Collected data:
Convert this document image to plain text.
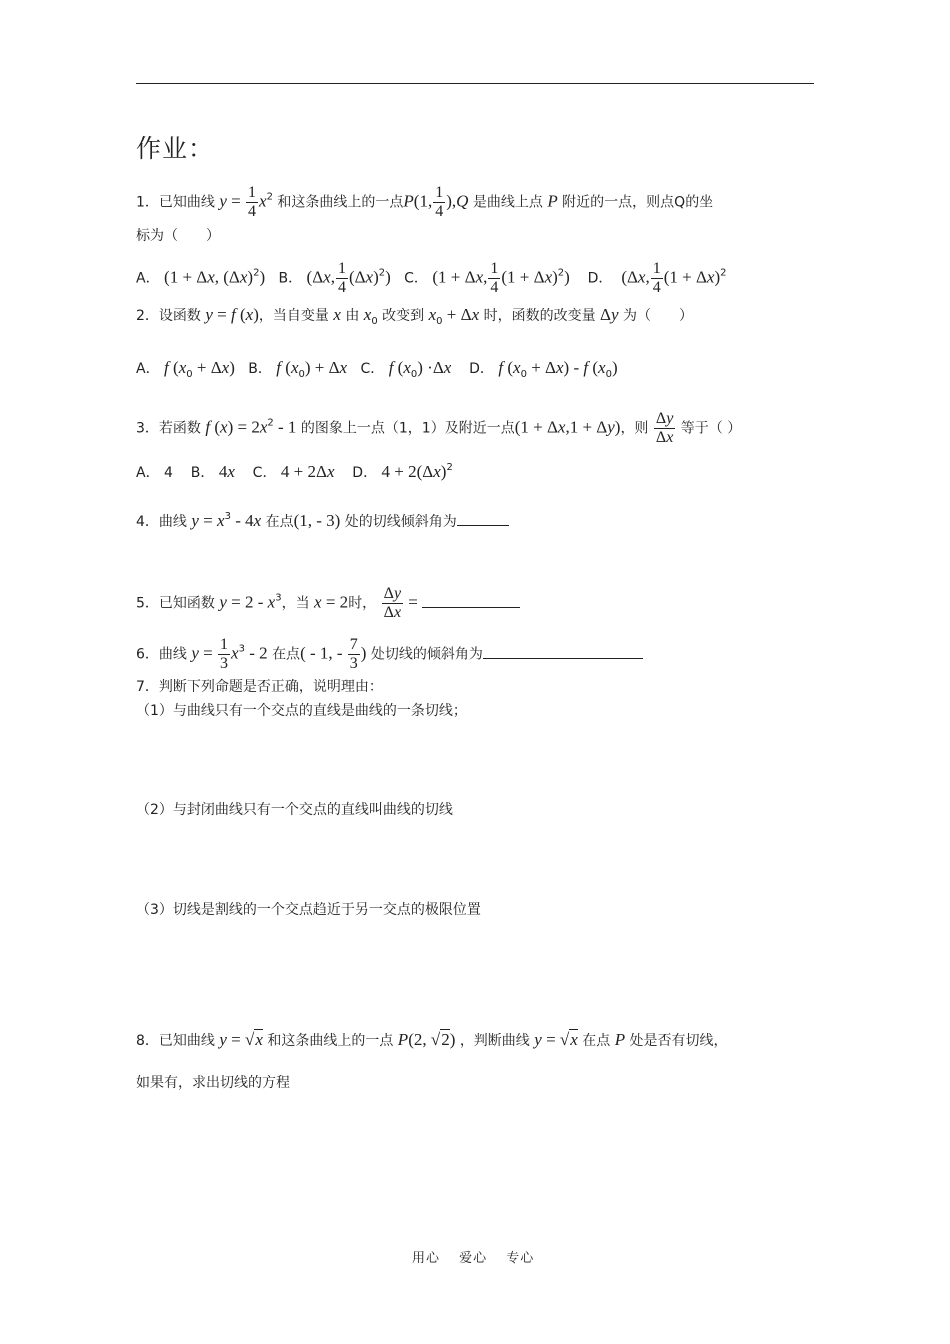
作业：
1．已知曲线 $y = \frac{1}{4} x^2$ 和这条曲线上的一点P(1, $\frac{1}{4} ),Q$ 是曲线上点 P 附近的一点，则点Q的坐
标为（　　）
A． (1 + Δx, $(\Delta x)^2$) B． (Δx, $\frac{1}{4} (\Delta x)^2$) C． (1 + Δx, $\frac{1}{4} (1 + \Delta x)^2$) D． (Δx, $\frac{1}{4} (1 + \Delta x)^2$
2．设函数 y = f (x)，当自变量 x 由 $x_0$ 改变到 $x_0 + \Delta x$ 时，函数的改变量 Δy 为（　　）
A． f $(x_0 + \Delta x)$ B． f $(x_0) + \Delta x$ C． f $(x_0) \cdot\Delta x$ D． f $(x_0 + \Delta x) - f$ $(x_0)$
3．若函数 f $(x) = 2x^2 - 1$ 的图象上一点（1，1）及附近一点(1 + Δx,1 + Δy)，则 $\frac{\Delta y}{\Delta x}$ 等于（ ）
A． 4 B． 4x C． 4 + 2Δx D． $4 + 2(\Delta x)^2$
4．曲线 $y = x^3 - 4x$ 在点(1, - 3) 处的切线倾斜角为
5．已知函数 $y = 2 - x^3$，当 x = 2时， $\frac{\Delta y}{\Delta x}$ =
6．曲线 $y = \frac{1}{3} x^3 - 2$ 在点( - 1, - $\frac{7}{3}$ ) 处切线的倾斜角为
7．判断下列命题是否正确，说明理由：
（1）与曲线只有一个交点的直线是曲线的一条切线；
（2）与封闭曲线只有一个交点的直线叫曲线的切线
（3）切线是割线的一个交点趋近于另一交点的极限位置
8．已知曲线 y = √x 和这条曲线上的一点 P(2, √2) ，判断曲线 y = √x 在点 P 处是否有切线，
如果有，求出切线的方程
用心　 爱心　 专心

* [Required work]: Tally how many lines of the data include the word "已知曲线". Write the number and nothing else.

* [Result for this task]: 2